Every entry must be duplicated precisely as written.
— start of Extracted material —
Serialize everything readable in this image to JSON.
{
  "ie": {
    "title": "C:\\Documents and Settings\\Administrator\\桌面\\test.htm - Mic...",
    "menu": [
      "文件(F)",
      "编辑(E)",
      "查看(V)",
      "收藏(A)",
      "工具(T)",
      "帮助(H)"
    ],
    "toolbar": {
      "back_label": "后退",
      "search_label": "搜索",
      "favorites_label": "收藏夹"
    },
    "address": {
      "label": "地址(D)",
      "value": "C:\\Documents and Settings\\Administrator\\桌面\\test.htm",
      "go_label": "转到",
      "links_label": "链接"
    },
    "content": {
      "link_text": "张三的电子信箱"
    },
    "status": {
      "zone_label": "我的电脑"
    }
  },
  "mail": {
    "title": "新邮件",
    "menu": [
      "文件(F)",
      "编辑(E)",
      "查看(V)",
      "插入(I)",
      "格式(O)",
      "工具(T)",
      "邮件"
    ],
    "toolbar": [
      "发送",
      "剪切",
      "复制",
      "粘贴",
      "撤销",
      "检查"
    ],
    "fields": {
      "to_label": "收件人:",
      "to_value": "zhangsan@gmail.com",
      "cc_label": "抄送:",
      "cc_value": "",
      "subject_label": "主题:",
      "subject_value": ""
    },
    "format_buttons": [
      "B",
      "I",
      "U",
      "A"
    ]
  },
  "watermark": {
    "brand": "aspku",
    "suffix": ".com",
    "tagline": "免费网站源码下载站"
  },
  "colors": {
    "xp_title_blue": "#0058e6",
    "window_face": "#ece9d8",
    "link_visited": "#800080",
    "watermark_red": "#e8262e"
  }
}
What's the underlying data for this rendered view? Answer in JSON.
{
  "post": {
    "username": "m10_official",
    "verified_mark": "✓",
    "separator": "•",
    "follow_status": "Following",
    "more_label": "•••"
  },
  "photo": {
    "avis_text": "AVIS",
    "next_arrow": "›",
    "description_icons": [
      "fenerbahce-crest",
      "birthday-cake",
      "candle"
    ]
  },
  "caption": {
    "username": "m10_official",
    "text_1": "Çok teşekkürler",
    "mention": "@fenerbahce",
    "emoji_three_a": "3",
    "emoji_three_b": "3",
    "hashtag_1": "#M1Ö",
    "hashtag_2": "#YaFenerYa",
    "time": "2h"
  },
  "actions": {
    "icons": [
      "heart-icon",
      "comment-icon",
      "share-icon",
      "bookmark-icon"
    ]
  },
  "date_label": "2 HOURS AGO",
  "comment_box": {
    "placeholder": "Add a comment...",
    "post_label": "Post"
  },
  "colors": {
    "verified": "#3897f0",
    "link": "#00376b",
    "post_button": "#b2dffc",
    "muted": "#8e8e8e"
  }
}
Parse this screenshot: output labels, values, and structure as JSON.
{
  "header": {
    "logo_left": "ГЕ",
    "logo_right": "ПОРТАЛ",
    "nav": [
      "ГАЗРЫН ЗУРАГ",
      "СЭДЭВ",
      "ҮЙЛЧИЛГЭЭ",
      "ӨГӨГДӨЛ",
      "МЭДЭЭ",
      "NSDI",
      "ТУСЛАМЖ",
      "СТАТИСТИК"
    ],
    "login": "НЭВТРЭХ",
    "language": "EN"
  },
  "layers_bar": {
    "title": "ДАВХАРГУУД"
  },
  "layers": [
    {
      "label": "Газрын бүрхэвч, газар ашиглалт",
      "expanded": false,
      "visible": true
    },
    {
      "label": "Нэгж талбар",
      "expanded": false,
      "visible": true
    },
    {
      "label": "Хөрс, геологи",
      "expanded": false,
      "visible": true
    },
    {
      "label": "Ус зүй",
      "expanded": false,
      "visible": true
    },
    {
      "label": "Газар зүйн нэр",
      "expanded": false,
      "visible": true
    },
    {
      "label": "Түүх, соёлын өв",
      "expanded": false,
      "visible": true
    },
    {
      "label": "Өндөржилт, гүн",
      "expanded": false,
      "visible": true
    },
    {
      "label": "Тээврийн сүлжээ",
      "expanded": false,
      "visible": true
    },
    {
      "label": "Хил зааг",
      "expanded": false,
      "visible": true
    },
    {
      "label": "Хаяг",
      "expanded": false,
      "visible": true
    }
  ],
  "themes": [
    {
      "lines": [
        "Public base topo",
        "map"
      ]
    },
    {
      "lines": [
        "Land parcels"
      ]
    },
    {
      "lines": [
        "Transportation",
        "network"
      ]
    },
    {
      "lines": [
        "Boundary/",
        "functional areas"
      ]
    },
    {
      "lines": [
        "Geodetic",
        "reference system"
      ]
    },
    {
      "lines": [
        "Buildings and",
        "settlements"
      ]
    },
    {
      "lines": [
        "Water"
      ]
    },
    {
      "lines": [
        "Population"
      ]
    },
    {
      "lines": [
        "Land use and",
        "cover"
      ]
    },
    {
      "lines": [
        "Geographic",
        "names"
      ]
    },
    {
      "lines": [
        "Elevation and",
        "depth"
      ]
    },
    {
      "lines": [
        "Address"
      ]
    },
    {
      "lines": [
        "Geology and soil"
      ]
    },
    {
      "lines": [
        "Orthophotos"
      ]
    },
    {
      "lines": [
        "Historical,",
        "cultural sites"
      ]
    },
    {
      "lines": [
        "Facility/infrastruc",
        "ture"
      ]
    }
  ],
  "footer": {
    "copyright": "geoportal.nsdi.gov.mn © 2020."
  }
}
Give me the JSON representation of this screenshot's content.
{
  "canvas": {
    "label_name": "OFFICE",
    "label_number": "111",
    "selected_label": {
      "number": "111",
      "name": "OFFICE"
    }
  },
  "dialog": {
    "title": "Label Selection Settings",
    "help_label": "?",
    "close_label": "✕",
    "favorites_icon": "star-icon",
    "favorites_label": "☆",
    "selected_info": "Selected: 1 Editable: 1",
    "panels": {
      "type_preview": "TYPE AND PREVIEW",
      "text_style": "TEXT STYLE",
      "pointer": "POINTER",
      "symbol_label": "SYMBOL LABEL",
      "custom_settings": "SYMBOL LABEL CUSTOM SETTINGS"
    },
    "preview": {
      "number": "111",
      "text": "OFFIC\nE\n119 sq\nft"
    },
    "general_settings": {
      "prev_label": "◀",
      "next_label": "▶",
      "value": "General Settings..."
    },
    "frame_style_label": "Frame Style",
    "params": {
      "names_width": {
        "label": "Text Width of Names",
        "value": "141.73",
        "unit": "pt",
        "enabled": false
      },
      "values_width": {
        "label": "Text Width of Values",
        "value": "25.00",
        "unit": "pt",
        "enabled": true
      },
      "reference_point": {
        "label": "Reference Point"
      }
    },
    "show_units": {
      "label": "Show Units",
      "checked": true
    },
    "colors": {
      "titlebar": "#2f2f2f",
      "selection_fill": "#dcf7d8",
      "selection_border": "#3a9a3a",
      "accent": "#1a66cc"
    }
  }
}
— end of Extracted material —
Answer to the problem:
Serialize everything readable in this image to JSON.
{
  "ie": {
    "title": "C:\\Documents and Settings\\Administrator\\桌面\\test.htm - Mic...",
    "menu": [
      "文件(F)",
      "编辑(E)",
      "查看(V)",
      "收藏(A)",
      "工具(T)",
      "帮助(H)"
    ],
    "toolbar": {
      "back_label": "后退",
      "search_label": "搜索",
      "favorites_label": "收藏夹"
    },
    "address": {
      "label": "地址(D)",
      "value": "C:\\Documents and Settings\\Administrator\\桌面\\test.htm",
      "go_label": "转到",
      "links_label": "链接"
    },
    "content": {
      "link_text": "张三的电子信箱"
    },
    "status": {
      "zone_label": "我的电脑"
    }
  },
  "mail": {
    "title": "新邮件",
    "menu": [
      "文件(F)",
      "编辑(E)",
      "查看(V)",
      "插入(I)",
      "格式(O)",
      "工具(T)",
      "邮件"
    ],
    "toolbar": [
      "发送",
      "剪切",
      "复制",
      "粘贴",
      "撤销",
      "检查"
    ],
    "fields": {
      "to_label": "收件人:",
      "to_value": "zhangsan@gmail.com",
      "cc_label": "抄送:",
      "cc_value": "",
      "subject_label": "主题:",
      "subject_value": ""
    },
    "format_buttons": [
      "B",
      "I",
      "U",
      "A"
    ]
  },
  "watermark": {
    "brand": "aspku",
    "suffix": ".com",
    "tagline": "免费网站源码下载站"
  },
  "colors": {
    "xp_title_blue": "#0058e6",
    "window_face": "#ece9d8",
    "link_visited": "#800080",
    "watermark_red": "#e8262e"
  }
}
What's the underlying data for this rendered view? Answer in JSON.
{
  "post": {
    "username": "m10_official",
    "verified_mark": "✓",
    "separator": "•",
    "follow_status": "Following",
    "more_label": "•••"
  },
  "photo": {
    "avis_text": "AVIS",
    "next_arrow": "›",
    "description_icons": [
      "fenerbahce-crest",
      "birthday-cake",
      "candle"
    ]
  },
  "caption": {
    "username": "m10_official",
    "text_1": "Çok teşekkürler",
    "mention": "@fenerbahce",
    "emoji_three_a": "3",
    "emoji_three_b": "3",
    "hashtag_1": "#M1Ö",
    "hashtag_2": "#YaFenerYa",
    "time": "2h"
  },
  "actions": {
    "icons": [
      "heart-icon",
      "comment-icon",
      "share-icon",
      "bookmark-icon"
    ]
  },
  "date_label": "2 HOURS AGO",
  "comment_box": {
    "placeholder": "Add a comment...",
    "post_label": "Post"
  },
  "colors": {
    "verified": "#3897f0",
    "link": "#00376b",
    "post_button": "#b2dffc",
    "muted": "#8e8e8e"
  }
}
Parse this screenshot: output labels, values, and structure as JSON.
{
  "header": {
    "logo_left": "ГЕ",
    "logo_right": "ПОРТАЛ",
    "nav": [
      "ГАЗРЫН ЗУРАГ",
      "СЭДЭВ",
      "ҮЙЛЧИЛГЭЭ",
      "ӨГӨГДӨЛ",
      "МЭДЭЭ",
      "NSDI",
      "ТУСЛАМЖ",
      "СТАТИСТИК"
    ],
    "login": "НЭВТРЭХ",
    "language": "EN"
  },
  "layers_bar": {
    "title": "ДАВХАРГУУД"
  },
  "layers": [
    {
      "label": "Газрын бүрхэвч, газар ашиглалт",
      "expanded": false,
      "visible": true
    },
    {
      "label": "Нэгж талбар",
      "expanded": false,
      "visible": true
    },
    {
      "label": "Хөрс, геологи",
      "expanded": false,
      "visible": true
    },
    {
      "label": "Ус зүй",
      "expanded": false,
      "visible": true
    },
    {
      "label": "Газар зүйн нэр",
      "expanded": false,
      "visible": true
    },
    {
      "label": "Түүх, соёлын өв",
      "expanded": false,
      "visible": true
    },
    {
      "label": "Өндөржилт, гүн",
      "expanded": false,
      "visible": true
    },
    {
      "label": "Тээврийн сүлжээ",
      "expanded": false,
      "visible": true
    },
    {
      "label": "Хил зааг",
      "expanded": false,
      "visible": true
    },
    {
      "label": "Хаяг",
      "expanded": false,
      "visible": true
    }
  ],
  "themes": [
    {
      "lines": [
        "Public base topo",
        "map"
      ]
    },
    {
      "lines": [
        "Land parcels"
      ]
    },
    {
      "lines": [
        "Transportation",
        "network"
      ]
    },
    {
      "lines": [
        "Boundary/",
        "functional areas"
      ]
    },
    {
      "lines": [
        "Geodetic",
        "reference system"
      ]
    },
    {
      "lines": [
        "Buildings and",
        "settlements"
      ]
    },
    {
      "lines": [
        "Water"
      ]
    },
    {
      "lines": [
        "Population"
      ]
    },
    {
      "lines": [
        "Land use and",
        "cover"
      ]
    },
    {
      "lines": [
        "Geographic",
        "names"
      ]
    },
    {
      "lines": [
        "Elevation and",
        "depth"
      ]
    },
    {
      "lines": [
        "Address"
      ]
    },
    {
      "lines": [
        "Geology and soil"
      ]
    },
    {
      "lines": [
        "Orthophotos"
      ]
    },
    {
      "lines": [
        "Historical,",
        "cultural sites"
      ]
    },
    {
      "lines": [
        "Facility/infrastruc",
        "ture"
      ]
    }
  ],
  "footer": {
    "copyright": "geoportal.nsdi.gov.mn © 2020."
  }
}
Give me the JSON representation of this screenshot's content.
{
  "canvas": {
    "label_name": "OFFICE",
    "label_number": "111",
    "selected_label": {
      "number": "111",
      "name": "OFFICE"
    }
  },
  "dialog": {
    "title": "Label Selection Settings",
    "help_label": "?",
    "close_label": "✕",
    "favorites_icon": "star-icon",
    "favorites_label": "☆",
    "selected_info": "Selected: 1 Editable: 1",
    "panels": {
      "type_preview": "TYPE AND PREVIEW",
      "text_style": "TEXT STYLE",
      "pointer": "POINTER",
      "symbol_label": "SYMBOL LABEL",
      "custom_settings": "SYMBOL LABEL CUSTOM SETTINGS"
    },
    "preview": {
      "number": "111",
      "text": "OFFIC\nE\n119 sq\nft"
    },
    "general_settings": {
      "prev_label": "◀",
      "next_label": "▶",
      "value": "General Settings..."
    },
    "frame_style_label": "Frame Style",
    "params": {
      "names_width": {
        "label": "Text Width of Names",
        "value": "141.73",
        "unit": "pt",
        "enabled": false
      },
      "values_width": {
        "label": "Text Width of Values",
        "value": "25.00",
        "unit": "pt",
        "enabled": true
      },
      "reference_point": {
        "label": "Reference Point"
      }
    },
    "show_units": {
      "label": "Show Units",
      "checked": true
    },
    "colors": {
      "titlebar": "#2f2f2f",
      "selection_fill": "#dcf7d8",
      "selection_border": "#3a9a3a",
      "accent": "#1a66cc"
    }
  }
}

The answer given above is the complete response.